Name each digital currency listed in the passage on accounting for digital currencies.

[begin Selection]

Digital currencies consist of Bitcoin, Litecoin and Ethereum, generally received for the Company’s own account as compensation for cryptocurrency mining services. Given that there is limited precedent regarding the classification and measurement of cryptocurrencies under current Generally Accepted Accounting Principles (“GAAP”), the Company has determined to account for these digital currencies as indefinite-lived intangible assets in accordance with Accounting Standards Update (“ASU”) No. 350, Intangibles – Goodwill and Other, for the period covered by this report and in future reports unless and until further guidance is issued by the Financial Accounting Standards Board (“FASB”). An intangible asset with an indefinite useful life is not amortized but assessed for impairment annually, or more frequently, when events or changes in circumstances occur indicating that it is more likely than not that the indefinite-lived asset is impaired. Impairment exists when the carrying amount exceeds its fair value. In testing for impairment, the Company has the option to first perform a qualitative assessment to determine whether it is more likely than not than an impairment exists. If it is determined that it is more likely than not that an impairment exists, a quantitative impairment test is not necessary. If the Company concludes otherwise, it is required to perform a quantitative impairment test. To the extent an impairment loss is recognized, the loss establishes the new cost basis of the asset. Subsequent reversal of impairment losses is not permitted. Realized gains or losses on the sale of digital currencies are included in other income (expense) in the statements of operations.

[end Selection]
[begin Supplied data]

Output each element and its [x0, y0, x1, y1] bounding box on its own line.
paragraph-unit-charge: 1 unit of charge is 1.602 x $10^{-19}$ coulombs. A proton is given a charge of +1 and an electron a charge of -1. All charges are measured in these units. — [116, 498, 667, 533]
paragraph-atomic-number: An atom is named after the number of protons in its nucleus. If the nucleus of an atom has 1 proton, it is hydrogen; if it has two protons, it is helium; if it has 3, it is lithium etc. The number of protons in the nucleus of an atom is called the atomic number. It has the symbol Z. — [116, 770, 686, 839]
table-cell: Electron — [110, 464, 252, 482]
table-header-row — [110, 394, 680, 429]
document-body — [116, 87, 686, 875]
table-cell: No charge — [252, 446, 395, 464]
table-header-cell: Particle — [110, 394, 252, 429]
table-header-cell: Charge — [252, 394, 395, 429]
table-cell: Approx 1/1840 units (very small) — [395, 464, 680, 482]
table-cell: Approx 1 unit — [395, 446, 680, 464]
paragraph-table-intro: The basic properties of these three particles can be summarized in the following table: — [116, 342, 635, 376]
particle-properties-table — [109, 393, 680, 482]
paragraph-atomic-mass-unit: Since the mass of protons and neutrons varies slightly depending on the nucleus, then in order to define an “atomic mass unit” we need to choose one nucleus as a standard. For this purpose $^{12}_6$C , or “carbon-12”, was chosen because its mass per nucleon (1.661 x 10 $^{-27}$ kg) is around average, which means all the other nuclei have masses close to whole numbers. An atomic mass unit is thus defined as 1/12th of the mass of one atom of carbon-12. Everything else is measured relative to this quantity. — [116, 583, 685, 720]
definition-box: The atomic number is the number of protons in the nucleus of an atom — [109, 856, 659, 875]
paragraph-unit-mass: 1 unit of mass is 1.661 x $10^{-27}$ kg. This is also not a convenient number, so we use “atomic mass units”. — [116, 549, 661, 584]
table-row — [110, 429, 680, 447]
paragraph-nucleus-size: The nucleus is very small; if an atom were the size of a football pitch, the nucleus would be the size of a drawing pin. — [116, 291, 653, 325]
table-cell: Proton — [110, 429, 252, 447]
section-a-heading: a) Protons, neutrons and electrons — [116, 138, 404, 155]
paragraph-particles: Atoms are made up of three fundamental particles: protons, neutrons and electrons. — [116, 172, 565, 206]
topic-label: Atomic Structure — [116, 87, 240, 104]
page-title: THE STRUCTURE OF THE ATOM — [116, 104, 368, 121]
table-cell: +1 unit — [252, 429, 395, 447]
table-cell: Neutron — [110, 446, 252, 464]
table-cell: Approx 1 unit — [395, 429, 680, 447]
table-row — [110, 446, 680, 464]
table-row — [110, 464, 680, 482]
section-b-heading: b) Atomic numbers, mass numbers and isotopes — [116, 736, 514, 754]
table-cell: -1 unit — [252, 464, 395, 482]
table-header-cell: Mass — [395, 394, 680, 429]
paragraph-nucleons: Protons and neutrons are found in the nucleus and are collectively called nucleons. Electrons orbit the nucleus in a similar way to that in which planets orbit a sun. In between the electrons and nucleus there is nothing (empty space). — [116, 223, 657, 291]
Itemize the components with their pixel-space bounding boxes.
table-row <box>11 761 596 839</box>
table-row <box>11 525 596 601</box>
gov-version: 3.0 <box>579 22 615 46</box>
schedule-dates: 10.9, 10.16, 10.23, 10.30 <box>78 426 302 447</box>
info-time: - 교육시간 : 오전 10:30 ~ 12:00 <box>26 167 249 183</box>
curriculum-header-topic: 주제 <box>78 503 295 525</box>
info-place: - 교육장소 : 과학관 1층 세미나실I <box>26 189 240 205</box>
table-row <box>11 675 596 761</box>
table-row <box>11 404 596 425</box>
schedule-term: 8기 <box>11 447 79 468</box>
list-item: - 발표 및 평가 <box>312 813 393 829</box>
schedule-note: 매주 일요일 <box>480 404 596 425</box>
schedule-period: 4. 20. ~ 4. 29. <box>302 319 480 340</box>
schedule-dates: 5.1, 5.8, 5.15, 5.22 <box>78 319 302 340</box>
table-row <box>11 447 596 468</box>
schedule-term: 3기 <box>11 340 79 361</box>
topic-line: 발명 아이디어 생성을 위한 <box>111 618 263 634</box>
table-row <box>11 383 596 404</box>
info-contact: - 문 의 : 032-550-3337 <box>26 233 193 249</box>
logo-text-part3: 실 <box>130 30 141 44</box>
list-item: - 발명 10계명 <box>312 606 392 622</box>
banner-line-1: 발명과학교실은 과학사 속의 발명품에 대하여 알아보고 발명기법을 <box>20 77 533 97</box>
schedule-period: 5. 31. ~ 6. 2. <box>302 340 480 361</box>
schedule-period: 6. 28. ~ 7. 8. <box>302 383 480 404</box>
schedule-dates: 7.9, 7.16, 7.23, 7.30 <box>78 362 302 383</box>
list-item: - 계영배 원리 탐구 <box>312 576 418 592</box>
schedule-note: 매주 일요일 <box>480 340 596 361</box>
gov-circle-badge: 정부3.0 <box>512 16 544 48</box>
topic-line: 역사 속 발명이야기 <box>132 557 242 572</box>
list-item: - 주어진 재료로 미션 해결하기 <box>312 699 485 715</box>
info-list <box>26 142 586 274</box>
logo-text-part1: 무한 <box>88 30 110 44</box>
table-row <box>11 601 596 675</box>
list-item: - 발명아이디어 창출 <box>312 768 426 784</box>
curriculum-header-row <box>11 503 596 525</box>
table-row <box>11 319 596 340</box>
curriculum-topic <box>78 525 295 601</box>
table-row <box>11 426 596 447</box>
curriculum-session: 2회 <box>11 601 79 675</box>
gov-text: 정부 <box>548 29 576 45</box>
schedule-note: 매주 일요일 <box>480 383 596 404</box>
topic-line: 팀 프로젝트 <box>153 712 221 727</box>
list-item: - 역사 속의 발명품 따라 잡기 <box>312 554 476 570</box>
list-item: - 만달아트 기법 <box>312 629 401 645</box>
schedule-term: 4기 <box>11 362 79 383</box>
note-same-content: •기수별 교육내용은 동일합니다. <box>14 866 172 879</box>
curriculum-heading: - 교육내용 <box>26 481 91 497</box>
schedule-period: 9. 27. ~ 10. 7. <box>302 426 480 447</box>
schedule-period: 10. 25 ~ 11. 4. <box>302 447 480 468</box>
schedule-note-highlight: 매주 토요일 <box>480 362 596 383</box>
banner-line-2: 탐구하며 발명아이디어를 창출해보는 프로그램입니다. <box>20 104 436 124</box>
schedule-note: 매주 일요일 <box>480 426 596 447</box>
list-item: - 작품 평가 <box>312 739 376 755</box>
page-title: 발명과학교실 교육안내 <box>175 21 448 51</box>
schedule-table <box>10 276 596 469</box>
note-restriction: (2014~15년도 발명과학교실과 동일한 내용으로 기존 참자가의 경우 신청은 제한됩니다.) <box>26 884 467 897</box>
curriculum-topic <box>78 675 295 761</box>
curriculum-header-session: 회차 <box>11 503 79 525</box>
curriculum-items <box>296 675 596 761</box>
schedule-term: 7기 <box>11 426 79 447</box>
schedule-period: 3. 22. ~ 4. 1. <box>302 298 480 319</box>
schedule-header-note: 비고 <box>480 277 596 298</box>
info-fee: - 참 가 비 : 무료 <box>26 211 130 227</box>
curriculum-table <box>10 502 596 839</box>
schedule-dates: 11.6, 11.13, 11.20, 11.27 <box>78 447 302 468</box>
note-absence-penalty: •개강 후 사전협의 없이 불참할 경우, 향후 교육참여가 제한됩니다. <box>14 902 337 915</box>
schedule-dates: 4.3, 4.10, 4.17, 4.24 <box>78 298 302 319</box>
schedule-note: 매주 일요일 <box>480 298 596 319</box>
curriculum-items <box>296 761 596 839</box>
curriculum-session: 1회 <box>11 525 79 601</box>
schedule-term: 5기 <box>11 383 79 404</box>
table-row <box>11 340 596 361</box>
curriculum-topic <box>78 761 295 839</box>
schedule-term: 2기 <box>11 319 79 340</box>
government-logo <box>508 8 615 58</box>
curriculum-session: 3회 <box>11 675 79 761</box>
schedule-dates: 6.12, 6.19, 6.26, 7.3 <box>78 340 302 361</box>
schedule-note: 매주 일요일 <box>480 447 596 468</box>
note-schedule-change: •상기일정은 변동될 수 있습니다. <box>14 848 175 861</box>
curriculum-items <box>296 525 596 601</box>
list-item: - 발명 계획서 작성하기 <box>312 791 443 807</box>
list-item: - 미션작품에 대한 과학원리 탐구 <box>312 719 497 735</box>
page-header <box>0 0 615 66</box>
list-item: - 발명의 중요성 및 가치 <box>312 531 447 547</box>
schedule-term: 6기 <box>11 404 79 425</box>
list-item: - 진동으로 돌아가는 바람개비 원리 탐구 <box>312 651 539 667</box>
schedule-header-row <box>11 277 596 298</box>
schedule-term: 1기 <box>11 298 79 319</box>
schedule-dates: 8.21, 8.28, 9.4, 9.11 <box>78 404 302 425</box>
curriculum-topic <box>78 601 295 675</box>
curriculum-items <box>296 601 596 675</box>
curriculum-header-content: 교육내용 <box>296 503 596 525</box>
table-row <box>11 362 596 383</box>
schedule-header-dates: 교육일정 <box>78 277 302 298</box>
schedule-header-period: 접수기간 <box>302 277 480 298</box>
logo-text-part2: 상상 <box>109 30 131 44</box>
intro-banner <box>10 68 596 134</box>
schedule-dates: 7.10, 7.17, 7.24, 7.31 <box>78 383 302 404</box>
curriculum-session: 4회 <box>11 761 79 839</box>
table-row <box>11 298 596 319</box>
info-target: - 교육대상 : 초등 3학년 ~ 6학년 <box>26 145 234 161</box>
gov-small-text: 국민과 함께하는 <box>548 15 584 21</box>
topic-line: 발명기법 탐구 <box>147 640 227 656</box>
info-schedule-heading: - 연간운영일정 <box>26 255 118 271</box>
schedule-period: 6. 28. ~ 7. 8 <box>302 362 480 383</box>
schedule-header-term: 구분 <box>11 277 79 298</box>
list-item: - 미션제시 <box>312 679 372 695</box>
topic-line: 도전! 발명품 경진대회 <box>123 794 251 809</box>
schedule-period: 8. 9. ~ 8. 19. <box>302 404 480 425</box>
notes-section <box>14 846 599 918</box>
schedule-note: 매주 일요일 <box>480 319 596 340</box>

[end Supplied data]

→ Answer to the task: Bitcoin, Litecoin, Ethereum